Work to complete: Each entry below needs to be transcribed verbatim; the images should not appear.

Provided data:

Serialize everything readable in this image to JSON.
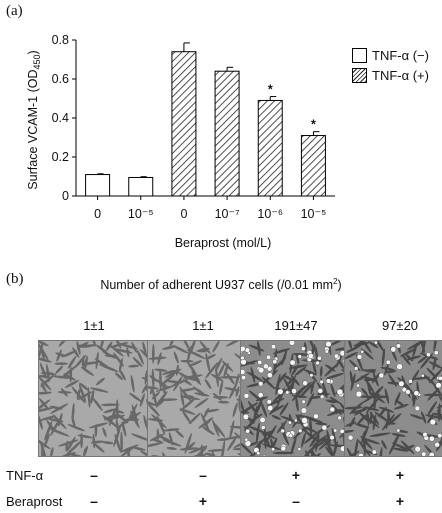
{
  "panel_a_label": "(a)",
  "panel_b_label": "(b)",
  "chart_data": {
    "type": "bar",
    "ylabel": "Surface VCAM-1 (OD",
    "ylabel_sub": "450",
    "ylabel_close": ")",
    "xlabel": "Beraprost (mol/L)",
    "ylim": [
      0,
      0.8
    ],
    "yticks": [
      "0",
      "0.2",
      "0.4",
      "0.6",
      "0.8"
    ],
    "categories": [
      "0",
      "10⁻⁵",
      "0",
      "10⁻⁷",
      "10⁻⁶",
      "10⁻⁵"
    ],
    "series": [
      {
        "name": "TNF-α (−)",
        "values": [
          0.11,
          0.095,
          null,
          null,
          null,
          null
        ],
        "errors": [
          0.004,
          0.004,
          null,
          null,
          null,
          null
        ],
        "style": "open"
      },
      {
        "name": "TNF-α (+)",
        "values": [
          null,
          null,
          0.74,
          0.64,
          0.49,
          0.31
        ],
        "errors": [
          null,
          null,
          0.045,
          0.02,
          0.02,
          0.02
        ],
        "style": "hatched"
      }
    ],
    "annotations": [
      "",
      "",
      "",
      "",
      "*",
      "*"
    ],
    "grid": false,
    "legend_position": "right"
  },
  "panel_b": {
    "title_main": "Number of adherent U937 cells (/0.01 mm",
    "title_sup": "2",
    "title_close": ")",
    "counts": [
      "1±1",
      "1±1",
      "191±47",
      "97±20"
    ],
    "rows": [
      {
        "label": "TNF-α",
        "signs": [
          "–",
          "–",
          "+",
          "+"
        ]
      },
      {
        "label": "Beraprost",
        "signs": [
          "–",
          "+",
          "–",
          "+"
        ]
      }
    ],
    "images": [
      "micrograph-control",
      "micrograph-beraprost",
      "micrograph-tnf",
      "micrograph-tnf-beraprost"
    ]
  }
}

Expected answer:
Serialize everything readable in this image to JSON.
{
  "panel_a_label": "(a)",
  "panel_b_label": "(b)",
  "chart_data": {
    "type": "bar",
    "ylabel": "Surface VCAM-1 (OD",
    "ylabel_sub": "450",
    "ylabel_close": ")",
    "xlabel": "Beraprost (mol/L)",
    "ylim": [
      0,
      0.8
    ],
    "yticks": [
      "0",
      "0.2",
      "0.4",
      "0.6",
      "0.8"
    ],
    "categories": [
      "0",
      "10⁻⁵",
      "0",
      "10⁻⁷",
      "10⁻⁶",
      "10⁻⁵"
    ],
    "series": [
      {
        "name": "TNF-α (−)",
        "values": [
          0.11,
          0.095,
          null,
          null,
          null,
          null
        ],
        "errors": [
          0.004,
          0.004,
          null,
          null,
          null,
          null
        ],
        "style": "open"
      },
      {
        "name": "TNF-α (+)",
        "values": [
          null,
          null,
          0.74,
          0.64,
          0.49,
          0.31
        ],
        "errors": [
          null,
          null,
          0.045,
          0.02,
          0.02,
          0.02
        ],
        "style": "hatched"
      }
    ],
    "annotations": [
      "",
      "",
      "",
      "",
      "*",
      "*"
    ],
    "grid": false,
    "legend_position": "right"
  },
  "panel_b": {
    "title_main": "Number of adherent U937 cells (/0.01 mm",
    "title_sup": "2",
    "title_close": ")",
    "counts": [
      "1±1",
      "1±1",
      "191±47",
      "97±20"
    ],
    "rows": [
      {
        "label": "TNF-α",
        "signs": [
          "–",
          "–",
          "+",
          "+"
        ]
      },
      {
        "label": "Beraprost",
        "signs": [
          "–",
          "+",
          "–",
          "+"
        ]
      }
    ],
    "images": [
      "micrograph-control",
      "micrograph-beraprost",
      "micrograph-tnf",
      "micrograph-tnf-beraprost"
    ]
  }
}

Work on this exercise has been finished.